[Stored records]
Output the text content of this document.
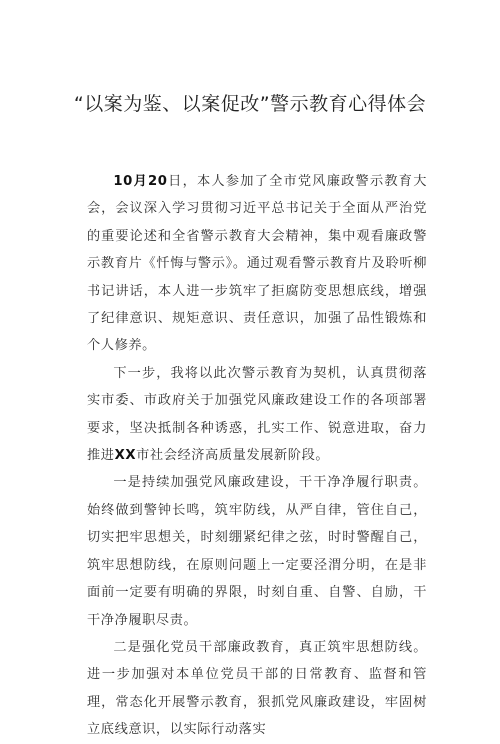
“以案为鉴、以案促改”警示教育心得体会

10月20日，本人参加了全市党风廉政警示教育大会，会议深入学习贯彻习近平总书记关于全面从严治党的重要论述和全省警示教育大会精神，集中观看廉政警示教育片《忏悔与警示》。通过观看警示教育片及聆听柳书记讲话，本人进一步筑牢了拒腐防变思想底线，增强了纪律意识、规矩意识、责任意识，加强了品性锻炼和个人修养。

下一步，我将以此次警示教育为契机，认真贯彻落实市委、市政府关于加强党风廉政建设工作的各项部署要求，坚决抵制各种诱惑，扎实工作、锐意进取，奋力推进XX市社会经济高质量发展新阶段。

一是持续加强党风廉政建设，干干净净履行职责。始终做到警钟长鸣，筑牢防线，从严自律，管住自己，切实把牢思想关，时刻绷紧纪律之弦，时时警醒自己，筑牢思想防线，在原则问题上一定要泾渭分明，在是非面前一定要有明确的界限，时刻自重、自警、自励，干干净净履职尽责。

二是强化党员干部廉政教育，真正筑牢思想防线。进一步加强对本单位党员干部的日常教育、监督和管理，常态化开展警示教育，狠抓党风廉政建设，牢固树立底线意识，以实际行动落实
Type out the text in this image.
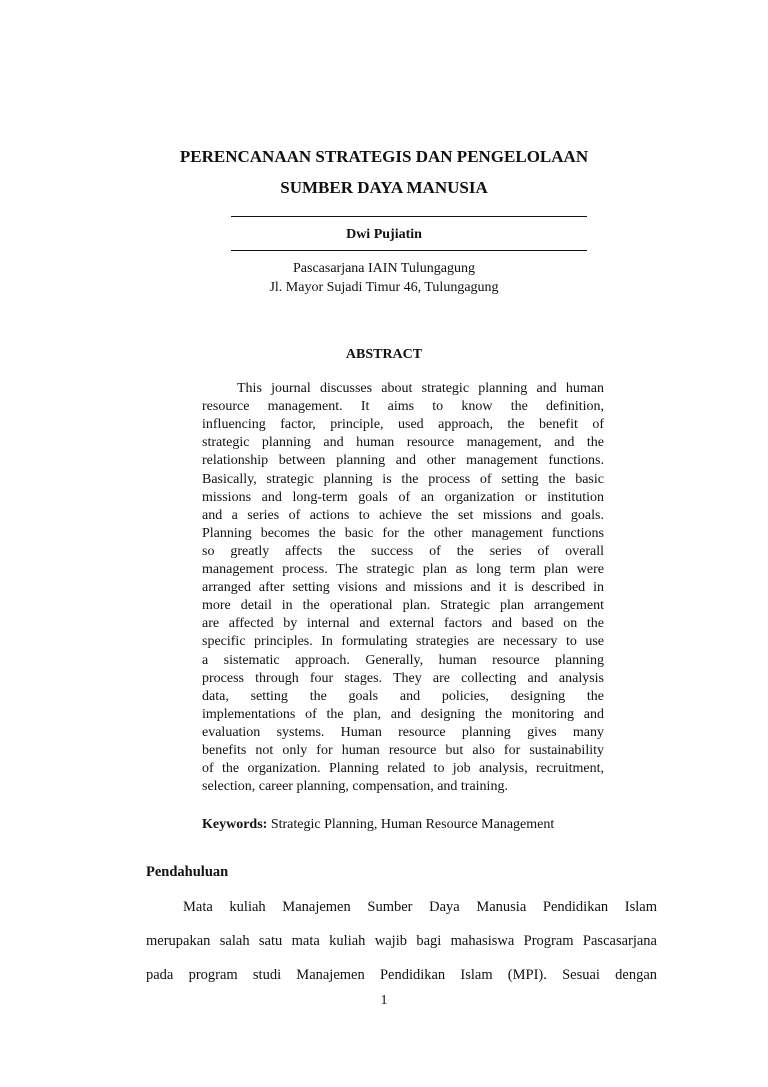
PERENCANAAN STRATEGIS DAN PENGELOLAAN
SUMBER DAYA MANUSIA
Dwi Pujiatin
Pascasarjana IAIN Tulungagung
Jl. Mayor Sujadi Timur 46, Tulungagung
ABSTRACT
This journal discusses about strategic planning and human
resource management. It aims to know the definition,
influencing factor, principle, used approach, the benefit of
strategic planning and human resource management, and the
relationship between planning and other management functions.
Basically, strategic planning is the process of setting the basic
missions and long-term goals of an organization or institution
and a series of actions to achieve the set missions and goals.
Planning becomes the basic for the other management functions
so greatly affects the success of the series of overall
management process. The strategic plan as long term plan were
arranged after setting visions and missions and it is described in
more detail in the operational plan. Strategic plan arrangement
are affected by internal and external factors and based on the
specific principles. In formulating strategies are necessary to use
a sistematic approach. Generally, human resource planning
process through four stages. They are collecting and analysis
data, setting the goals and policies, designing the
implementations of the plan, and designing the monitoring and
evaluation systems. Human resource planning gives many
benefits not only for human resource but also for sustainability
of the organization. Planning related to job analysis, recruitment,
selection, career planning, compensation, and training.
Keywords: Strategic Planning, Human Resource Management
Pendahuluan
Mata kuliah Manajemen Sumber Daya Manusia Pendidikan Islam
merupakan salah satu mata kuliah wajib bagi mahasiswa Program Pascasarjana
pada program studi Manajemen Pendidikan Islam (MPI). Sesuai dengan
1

| WRITTEN REQUEST |
Filter the records down to the lines that contain the string "Tulungagung", and copy those lines.

| WRITTEN ANSWER |
Pascasarjana IAIN Tulungagung
Jl. Mayor Sujadi Timur 46, Tulungagung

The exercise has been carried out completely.